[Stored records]
>> BEGIN
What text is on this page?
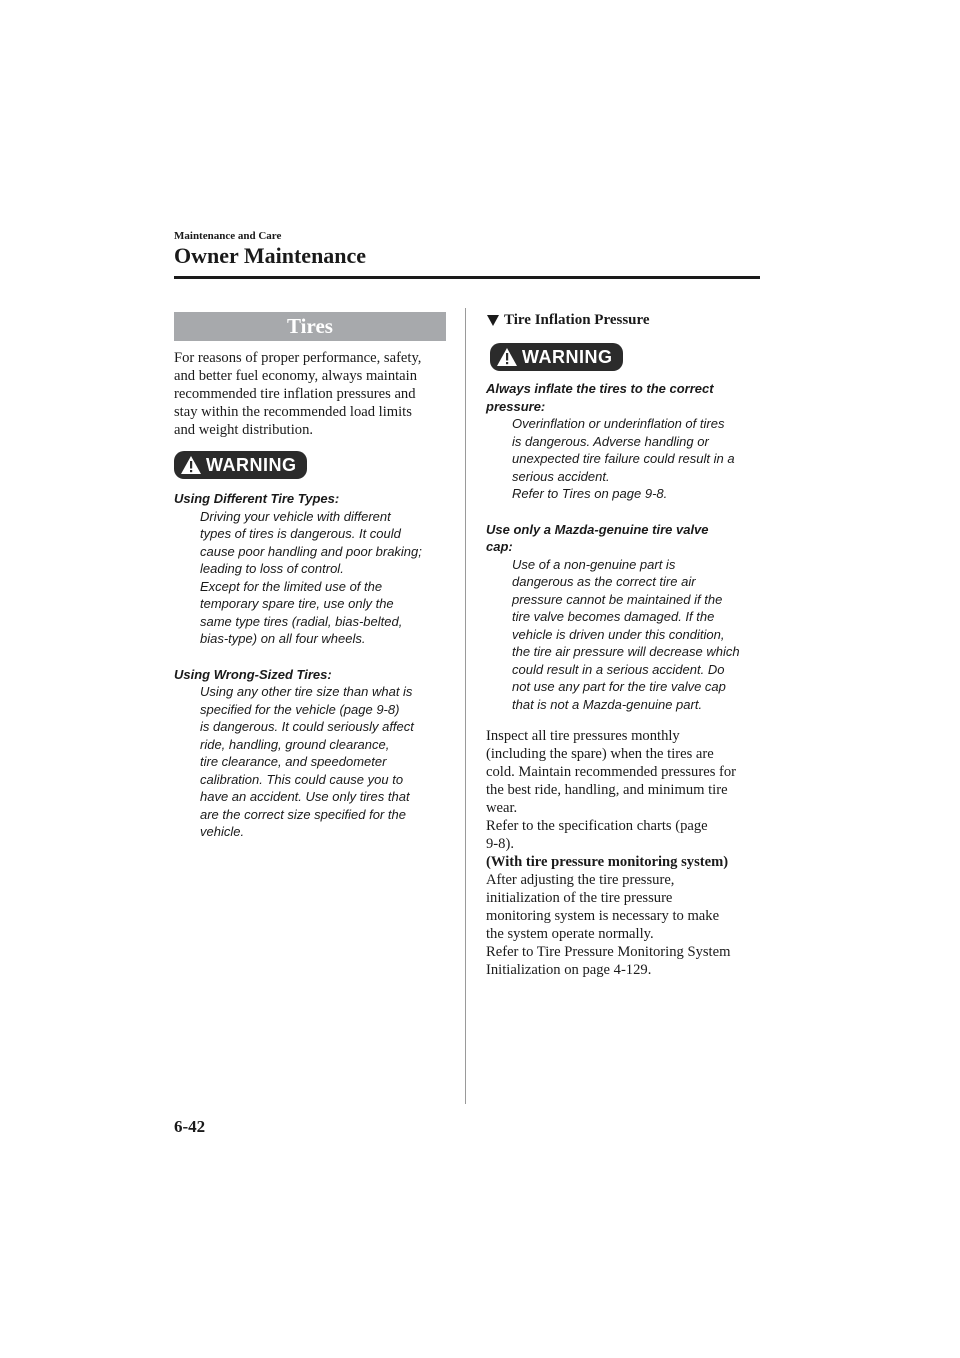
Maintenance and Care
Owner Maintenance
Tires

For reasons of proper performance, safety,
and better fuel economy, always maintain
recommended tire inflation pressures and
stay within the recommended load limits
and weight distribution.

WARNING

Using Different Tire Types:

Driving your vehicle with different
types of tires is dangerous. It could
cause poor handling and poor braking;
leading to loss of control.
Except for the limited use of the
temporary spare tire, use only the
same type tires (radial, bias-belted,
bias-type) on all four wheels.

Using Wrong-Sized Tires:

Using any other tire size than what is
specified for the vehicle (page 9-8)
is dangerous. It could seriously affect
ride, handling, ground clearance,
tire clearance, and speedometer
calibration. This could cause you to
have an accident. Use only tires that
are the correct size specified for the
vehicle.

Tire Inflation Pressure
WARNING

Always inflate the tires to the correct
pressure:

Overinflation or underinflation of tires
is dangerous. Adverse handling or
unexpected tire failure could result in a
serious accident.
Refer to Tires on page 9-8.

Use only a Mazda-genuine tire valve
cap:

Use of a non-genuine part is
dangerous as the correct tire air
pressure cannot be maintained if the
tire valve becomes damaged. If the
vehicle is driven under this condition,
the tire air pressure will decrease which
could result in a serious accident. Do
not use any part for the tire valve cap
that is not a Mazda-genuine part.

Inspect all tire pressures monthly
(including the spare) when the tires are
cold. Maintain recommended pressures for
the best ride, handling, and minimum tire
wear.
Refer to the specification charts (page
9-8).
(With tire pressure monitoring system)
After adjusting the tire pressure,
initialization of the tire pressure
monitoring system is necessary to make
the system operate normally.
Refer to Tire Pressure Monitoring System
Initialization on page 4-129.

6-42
>> END
Work required: Quote everything in the listing above exactly; pictures are the only thing to omit.

Solution for this task:
What text is on this page?
Maintenance and Care
Owner Maintenance
Tires

For reasons of proper performance, safety,
and better fuel economy, always maintain
recommended tire inflation pressures and
stay within the recommended load limits
and weight distribution.

WARNING

Using Different Tire Types:

Driving your vehicle with different
types of tires is dangerous. It could
cause poor handling and poor braking;
leading to loss of control.
Except for the limited use of the
temporary spare tire, use only the
same type tires (radial, bias-belted,
bias-type) on all four wheels.

Using Wrong-Sized Tires:

Using any other tire size than what is
specified for the vehicle (page 9-8)
is dangerous. It could seriously affect
ride, handling, ground clearance,
tire clearance, and speedometer
calibration. This could cause you to
have an accident. Use only tires that
are the correct size specified for the
vehicle.

Tire Inflation Pressure
WARNING

Always inflate the tires to the correct
pressure:

Overinflation or underinflation of tires
is dangerous. Adverse handling or
unexpected tire failure could result in a
serious accident.
Refer to Tires on page 9-8.

Use only a Mazda-genuine tire valve
cap:

Use of a non-genuine part is
dangerous as the correct tire air
pressure cannot be maintained if the
tire valve becomes damaged. If the
vehicle is driven under this condition,
the tire air pressure will decrease which
could result in a serious accident. Do
not use any part for the tire valve cap
that is not a Mazda-genuine part.

Inspect all tire pressures monthly
(including the spare) when the tires are
cold. Maintain recommended pressures for
the best ride, handling, and minimum tire
wear.
Refer to the specification charts (page
9-8).
(With tire pressure monitoring system)
After adjusting the tire pressure,
initialization of the tire pressure
monitoring system is necessary to make
the system operate normally.
Refer to Tire Pressure Monitoring System
Initialization on page 4-129.

6-42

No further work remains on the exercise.